Objective ▸ Return each line in the material below that contains the string "interval", copied in full.

Data supplied ▸
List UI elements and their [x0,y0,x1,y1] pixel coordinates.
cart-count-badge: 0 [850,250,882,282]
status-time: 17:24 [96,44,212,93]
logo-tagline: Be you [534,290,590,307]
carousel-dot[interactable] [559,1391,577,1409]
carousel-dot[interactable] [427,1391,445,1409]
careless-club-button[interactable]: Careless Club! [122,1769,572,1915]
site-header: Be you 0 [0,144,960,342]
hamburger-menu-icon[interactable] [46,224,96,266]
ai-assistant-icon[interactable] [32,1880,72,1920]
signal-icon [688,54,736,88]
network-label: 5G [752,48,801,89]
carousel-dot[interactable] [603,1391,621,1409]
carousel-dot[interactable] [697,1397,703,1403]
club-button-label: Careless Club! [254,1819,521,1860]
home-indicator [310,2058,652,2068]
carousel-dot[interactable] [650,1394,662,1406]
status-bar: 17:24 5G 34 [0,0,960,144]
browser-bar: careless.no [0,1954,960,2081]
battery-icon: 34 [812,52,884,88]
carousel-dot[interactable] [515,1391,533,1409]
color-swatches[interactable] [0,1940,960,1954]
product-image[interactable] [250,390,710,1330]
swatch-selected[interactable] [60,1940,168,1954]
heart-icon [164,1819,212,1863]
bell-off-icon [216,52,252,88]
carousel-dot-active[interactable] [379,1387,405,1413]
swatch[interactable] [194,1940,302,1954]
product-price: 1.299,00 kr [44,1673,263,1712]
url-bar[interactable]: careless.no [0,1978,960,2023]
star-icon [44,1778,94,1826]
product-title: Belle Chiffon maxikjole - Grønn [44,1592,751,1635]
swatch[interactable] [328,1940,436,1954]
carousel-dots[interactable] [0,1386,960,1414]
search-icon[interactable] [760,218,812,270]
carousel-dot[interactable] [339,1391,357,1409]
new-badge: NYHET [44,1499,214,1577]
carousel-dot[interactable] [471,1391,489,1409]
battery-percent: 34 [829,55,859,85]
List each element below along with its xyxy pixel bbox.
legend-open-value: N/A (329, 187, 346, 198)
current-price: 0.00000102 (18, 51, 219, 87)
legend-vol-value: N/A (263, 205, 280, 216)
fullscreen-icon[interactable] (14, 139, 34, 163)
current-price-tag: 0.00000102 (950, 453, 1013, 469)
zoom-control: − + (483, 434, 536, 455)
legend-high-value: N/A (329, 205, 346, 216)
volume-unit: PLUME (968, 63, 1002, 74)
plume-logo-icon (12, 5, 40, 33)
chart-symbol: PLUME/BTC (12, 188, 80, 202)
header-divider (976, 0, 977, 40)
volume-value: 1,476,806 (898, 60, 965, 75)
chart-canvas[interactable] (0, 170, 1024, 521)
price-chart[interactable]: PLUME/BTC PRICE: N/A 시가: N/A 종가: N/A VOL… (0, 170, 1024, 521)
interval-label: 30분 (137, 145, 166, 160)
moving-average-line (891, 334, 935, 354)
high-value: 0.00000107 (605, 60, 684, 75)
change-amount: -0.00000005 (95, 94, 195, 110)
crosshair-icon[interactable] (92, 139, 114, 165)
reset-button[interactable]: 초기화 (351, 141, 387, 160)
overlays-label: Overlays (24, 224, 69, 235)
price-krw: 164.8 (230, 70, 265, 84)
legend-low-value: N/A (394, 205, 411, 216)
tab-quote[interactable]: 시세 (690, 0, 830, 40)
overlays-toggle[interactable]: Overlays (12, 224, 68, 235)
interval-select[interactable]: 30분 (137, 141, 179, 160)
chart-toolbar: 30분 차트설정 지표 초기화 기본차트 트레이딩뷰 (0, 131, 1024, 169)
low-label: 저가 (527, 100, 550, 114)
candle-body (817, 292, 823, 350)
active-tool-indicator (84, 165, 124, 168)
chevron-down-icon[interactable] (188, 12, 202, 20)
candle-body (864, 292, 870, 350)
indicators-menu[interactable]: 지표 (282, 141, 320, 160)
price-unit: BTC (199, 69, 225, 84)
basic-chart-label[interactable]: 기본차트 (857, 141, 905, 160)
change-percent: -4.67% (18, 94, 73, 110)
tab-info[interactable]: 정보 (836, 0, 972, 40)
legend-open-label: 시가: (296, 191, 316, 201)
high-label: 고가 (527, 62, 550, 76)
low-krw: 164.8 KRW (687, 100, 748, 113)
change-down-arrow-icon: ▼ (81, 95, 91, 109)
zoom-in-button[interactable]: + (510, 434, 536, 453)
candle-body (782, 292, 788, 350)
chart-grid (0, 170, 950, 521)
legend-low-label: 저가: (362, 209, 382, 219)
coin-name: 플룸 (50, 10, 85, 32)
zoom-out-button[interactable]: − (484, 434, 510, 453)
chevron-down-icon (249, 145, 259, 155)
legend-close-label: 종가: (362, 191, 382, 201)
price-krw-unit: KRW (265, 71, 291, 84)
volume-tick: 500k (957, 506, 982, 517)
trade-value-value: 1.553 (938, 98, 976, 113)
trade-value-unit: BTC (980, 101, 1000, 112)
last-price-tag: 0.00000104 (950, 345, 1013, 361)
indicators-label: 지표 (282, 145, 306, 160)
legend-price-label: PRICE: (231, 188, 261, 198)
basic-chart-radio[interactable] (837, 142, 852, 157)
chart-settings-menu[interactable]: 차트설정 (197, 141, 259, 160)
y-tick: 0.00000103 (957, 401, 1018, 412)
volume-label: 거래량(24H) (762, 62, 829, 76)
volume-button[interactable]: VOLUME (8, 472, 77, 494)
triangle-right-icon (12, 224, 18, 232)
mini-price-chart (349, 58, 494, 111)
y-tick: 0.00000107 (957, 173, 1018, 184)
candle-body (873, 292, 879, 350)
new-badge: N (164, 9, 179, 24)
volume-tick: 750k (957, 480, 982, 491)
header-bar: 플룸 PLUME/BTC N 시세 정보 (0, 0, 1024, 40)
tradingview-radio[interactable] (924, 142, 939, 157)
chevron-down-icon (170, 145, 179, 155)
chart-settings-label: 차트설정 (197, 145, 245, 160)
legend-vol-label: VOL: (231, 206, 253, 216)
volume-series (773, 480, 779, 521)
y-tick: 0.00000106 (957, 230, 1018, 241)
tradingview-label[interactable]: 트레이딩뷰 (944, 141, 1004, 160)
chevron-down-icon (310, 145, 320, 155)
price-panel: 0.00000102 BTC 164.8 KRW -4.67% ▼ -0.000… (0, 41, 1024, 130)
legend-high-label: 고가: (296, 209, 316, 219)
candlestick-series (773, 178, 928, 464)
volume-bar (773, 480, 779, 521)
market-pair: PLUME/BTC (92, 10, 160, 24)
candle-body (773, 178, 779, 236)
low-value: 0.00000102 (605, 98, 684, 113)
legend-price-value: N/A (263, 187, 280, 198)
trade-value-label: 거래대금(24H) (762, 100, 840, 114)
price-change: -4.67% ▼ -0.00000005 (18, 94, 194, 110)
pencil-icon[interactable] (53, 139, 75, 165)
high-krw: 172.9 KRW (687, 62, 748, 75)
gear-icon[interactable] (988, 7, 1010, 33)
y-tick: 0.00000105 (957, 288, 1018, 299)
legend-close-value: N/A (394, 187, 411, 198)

Answer to the task ▸
interval-label: 30분 (137, 145, 166, 160)
interval-select[interactable]: 30분 (137, 141, 179, 160)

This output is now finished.